▸ **TASK DETAILS**: Copy every line of the data in which the word "show" occurs.

▸ **ENTRIES**:

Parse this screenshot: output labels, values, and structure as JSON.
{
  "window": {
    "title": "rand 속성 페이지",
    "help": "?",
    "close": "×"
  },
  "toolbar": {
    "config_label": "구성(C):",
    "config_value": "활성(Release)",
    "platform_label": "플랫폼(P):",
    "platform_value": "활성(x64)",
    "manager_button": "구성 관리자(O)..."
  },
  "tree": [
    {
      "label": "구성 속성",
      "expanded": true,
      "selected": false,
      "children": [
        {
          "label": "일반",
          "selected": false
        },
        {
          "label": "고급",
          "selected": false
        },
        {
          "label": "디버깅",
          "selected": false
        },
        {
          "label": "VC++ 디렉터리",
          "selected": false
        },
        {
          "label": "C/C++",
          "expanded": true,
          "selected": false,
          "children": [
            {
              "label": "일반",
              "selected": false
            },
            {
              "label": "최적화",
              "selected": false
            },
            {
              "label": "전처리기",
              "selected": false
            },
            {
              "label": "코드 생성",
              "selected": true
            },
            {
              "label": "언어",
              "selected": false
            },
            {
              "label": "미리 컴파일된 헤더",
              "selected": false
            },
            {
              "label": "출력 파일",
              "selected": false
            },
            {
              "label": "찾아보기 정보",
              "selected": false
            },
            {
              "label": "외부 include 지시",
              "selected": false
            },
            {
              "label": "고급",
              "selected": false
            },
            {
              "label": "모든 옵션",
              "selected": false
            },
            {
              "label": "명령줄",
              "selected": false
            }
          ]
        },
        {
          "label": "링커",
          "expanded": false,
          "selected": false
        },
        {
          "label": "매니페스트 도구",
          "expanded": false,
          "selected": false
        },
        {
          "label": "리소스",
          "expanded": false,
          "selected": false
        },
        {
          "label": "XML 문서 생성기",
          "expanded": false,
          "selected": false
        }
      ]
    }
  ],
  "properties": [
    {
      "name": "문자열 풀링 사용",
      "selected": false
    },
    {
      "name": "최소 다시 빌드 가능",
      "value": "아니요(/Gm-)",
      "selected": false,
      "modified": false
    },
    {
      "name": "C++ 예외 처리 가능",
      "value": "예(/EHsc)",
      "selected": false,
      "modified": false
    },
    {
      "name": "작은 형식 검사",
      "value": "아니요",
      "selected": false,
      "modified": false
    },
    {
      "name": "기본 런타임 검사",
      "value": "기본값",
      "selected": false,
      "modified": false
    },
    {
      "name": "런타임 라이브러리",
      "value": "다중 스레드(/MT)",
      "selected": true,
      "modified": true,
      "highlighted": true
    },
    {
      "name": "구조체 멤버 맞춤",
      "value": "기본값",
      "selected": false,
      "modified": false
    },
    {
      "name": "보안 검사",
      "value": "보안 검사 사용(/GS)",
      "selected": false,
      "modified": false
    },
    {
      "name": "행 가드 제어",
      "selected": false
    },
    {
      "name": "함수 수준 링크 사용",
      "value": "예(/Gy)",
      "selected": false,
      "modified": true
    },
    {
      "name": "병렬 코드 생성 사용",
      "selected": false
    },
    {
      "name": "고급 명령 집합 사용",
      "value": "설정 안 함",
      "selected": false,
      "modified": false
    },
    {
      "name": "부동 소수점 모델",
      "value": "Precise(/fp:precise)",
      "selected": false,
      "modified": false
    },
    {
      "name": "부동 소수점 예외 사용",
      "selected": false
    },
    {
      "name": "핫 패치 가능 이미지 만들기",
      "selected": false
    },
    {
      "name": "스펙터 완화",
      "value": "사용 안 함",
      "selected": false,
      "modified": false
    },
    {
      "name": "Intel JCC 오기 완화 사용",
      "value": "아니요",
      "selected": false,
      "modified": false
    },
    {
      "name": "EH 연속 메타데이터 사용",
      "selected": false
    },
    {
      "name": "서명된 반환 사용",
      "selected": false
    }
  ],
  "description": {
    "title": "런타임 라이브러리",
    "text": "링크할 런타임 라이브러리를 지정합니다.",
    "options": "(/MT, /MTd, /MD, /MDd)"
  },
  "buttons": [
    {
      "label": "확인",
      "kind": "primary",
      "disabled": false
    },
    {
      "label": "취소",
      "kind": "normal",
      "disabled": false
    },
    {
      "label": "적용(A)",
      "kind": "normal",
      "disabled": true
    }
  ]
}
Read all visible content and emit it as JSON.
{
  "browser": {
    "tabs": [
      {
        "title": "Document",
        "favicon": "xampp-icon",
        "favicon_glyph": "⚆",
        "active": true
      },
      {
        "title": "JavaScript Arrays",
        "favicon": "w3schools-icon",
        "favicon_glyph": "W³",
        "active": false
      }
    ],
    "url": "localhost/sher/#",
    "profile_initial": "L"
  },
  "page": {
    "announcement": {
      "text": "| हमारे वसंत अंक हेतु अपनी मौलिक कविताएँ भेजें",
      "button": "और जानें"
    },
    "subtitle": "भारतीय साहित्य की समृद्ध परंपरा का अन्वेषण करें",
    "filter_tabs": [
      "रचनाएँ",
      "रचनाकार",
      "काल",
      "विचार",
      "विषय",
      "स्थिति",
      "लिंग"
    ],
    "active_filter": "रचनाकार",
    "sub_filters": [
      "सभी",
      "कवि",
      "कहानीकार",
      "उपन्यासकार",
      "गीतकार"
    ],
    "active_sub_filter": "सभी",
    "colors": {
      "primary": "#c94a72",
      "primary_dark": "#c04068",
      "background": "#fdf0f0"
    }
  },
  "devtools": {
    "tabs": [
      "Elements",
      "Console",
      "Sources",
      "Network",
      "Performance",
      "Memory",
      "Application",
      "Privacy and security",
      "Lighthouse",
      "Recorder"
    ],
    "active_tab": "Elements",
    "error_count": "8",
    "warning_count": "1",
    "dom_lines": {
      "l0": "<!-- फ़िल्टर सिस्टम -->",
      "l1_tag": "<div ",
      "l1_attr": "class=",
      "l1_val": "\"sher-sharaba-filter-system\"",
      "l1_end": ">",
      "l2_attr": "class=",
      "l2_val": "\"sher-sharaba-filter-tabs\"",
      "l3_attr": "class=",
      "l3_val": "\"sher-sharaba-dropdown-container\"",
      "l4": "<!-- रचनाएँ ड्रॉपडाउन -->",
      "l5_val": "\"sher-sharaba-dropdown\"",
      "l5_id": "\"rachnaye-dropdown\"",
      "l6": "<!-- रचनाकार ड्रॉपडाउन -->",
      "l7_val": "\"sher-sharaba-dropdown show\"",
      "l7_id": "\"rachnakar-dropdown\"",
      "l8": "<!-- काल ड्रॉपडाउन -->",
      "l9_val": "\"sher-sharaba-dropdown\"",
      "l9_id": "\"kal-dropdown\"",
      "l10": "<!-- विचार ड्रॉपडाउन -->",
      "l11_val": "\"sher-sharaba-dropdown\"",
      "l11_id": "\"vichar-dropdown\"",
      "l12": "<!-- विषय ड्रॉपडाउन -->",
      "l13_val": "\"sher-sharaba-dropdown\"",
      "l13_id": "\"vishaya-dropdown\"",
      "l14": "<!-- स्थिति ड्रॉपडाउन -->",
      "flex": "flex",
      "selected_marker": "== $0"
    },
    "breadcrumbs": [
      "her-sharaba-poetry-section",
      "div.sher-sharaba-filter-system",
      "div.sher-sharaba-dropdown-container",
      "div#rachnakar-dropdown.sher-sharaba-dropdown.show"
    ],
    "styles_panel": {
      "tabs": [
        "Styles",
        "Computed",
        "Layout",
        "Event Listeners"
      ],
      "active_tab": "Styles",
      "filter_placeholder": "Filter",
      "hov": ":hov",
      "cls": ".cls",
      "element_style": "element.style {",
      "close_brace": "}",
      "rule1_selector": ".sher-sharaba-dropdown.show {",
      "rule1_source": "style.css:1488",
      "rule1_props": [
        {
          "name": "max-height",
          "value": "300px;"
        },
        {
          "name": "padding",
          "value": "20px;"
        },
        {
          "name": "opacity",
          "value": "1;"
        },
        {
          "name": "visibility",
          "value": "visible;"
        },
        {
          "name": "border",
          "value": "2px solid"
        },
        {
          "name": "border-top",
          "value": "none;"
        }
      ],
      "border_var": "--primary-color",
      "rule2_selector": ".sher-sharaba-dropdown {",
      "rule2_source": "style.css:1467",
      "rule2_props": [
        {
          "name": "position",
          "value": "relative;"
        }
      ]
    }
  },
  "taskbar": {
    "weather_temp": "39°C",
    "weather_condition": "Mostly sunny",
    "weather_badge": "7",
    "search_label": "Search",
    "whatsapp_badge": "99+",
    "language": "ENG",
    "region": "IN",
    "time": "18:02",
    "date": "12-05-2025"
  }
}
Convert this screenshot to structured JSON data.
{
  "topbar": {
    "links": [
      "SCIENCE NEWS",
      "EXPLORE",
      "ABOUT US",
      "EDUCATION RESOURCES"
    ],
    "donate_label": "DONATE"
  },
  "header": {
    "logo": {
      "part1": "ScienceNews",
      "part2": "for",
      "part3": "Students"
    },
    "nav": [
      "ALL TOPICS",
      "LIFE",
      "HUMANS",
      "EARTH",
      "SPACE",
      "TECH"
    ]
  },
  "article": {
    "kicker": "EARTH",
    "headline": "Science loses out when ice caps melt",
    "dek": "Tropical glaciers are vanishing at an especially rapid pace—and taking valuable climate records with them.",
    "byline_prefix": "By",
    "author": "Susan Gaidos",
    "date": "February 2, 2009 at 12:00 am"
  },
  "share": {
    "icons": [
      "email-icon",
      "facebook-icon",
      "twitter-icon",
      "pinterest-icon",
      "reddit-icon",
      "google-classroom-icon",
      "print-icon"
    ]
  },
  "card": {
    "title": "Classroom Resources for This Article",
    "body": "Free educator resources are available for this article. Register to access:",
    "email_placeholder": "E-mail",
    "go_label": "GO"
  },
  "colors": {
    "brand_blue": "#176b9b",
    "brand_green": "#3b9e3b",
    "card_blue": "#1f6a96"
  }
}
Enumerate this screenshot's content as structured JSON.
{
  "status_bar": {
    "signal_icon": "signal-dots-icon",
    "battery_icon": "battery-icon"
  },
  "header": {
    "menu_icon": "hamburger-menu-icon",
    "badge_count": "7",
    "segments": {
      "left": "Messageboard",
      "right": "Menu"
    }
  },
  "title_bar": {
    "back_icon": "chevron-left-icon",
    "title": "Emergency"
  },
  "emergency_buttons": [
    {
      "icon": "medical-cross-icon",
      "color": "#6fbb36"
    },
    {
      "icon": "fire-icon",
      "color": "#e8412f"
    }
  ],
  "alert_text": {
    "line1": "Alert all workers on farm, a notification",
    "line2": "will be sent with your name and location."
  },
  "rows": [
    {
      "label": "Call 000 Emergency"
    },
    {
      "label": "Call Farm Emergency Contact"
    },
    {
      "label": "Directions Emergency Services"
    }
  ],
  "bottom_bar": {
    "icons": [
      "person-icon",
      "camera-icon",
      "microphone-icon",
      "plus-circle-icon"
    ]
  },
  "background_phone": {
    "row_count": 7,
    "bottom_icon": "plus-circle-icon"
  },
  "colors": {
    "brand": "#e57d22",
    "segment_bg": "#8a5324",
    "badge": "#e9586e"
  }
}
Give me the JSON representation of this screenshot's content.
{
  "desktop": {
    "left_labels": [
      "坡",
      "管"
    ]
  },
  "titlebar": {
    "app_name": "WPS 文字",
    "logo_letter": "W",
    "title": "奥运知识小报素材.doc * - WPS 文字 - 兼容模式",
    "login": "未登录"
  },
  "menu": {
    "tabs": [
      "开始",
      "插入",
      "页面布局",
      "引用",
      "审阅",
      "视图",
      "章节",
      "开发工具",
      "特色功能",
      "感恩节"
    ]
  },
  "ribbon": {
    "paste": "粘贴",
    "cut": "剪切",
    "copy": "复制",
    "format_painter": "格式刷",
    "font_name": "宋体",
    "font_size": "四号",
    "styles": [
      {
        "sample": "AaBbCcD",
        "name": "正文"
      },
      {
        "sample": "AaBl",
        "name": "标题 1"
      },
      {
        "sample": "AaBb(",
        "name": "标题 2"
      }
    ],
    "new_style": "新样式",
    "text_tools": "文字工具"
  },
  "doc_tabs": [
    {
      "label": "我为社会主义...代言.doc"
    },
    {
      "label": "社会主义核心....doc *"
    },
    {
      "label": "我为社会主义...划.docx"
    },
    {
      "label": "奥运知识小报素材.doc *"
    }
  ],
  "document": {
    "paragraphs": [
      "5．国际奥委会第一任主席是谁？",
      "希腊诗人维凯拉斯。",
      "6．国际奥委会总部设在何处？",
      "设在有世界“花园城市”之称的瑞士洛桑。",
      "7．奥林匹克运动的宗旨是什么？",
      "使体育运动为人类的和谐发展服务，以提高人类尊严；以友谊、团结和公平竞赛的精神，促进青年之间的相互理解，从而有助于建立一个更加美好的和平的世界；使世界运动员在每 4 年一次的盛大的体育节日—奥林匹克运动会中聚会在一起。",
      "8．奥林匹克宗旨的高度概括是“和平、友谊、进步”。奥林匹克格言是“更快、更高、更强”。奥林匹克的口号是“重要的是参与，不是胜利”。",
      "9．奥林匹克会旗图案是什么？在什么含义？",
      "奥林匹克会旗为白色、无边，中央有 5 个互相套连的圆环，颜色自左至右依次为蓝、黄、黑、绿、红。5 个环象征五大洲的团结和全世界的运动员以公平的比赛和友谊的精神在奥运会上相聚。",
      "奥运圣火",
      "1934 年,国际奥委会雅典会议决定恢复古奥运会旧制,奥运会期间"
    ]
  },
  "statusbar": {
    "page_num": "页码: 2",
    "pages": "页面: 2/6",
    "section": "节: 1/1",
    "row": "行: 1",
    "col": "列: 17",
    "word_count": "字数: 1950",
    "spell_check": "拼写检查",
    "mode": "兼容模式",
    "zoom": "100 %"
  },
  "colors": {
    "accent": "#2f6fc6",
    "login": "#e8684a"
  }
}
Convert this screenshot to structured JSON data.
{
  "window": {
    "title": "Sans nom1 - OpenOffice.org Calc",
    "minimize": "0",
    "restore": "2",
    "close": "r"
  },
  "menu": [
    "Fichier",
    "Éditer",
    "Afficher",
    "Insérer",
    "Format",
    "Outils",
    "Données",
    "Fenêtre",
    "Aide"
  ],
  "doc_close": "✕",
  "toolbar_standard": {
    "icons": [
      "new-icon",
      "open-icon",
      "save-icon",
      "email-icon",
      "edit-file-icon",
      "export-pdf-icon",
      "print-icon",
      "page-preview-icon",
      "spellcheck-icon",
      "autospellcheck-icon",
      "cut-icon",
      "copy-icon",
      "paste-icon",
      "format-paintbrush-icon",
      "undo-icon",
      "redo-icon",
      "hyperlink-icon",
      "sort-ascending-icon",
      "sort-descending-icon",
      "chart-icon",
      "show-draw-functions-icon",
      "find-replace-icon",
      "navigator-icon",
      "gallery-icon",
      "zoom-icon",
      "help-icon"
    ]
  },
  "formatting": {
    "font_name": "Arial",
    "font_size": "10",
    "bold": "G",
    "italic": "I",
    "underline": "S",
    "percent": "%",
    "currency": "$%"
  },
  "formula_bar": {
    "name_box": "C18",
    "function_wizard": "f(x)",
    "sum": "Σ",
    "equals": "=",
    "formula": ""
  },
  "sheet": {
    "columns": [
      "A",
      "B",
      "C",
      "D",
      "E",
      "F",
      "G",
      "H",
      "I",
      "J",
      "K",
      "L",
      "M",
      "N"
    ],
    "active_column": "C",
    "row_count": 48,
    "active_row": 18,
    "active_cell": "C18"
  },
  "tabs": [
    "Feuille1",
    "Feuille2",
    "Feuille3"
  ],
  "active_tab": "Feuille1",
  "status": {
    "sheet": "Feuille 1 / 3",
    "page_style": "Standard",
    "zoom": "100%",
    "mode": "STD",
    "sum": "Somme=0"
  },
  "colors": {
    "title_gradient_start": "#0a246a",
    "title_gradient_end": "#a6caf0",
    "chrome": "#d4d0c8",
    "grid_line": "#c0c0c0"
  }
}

▸ **OUTPUT OF THE TASK**:
      "l7_val": "\"sher-sharaba-dropdown show\"",
      "div#rachnakar-dropdown.sher-sharaba-dropdown.show"
      "rule1_selector": ".sher-sharaba-dropdown.show {",
      "show-draw-functions-icon",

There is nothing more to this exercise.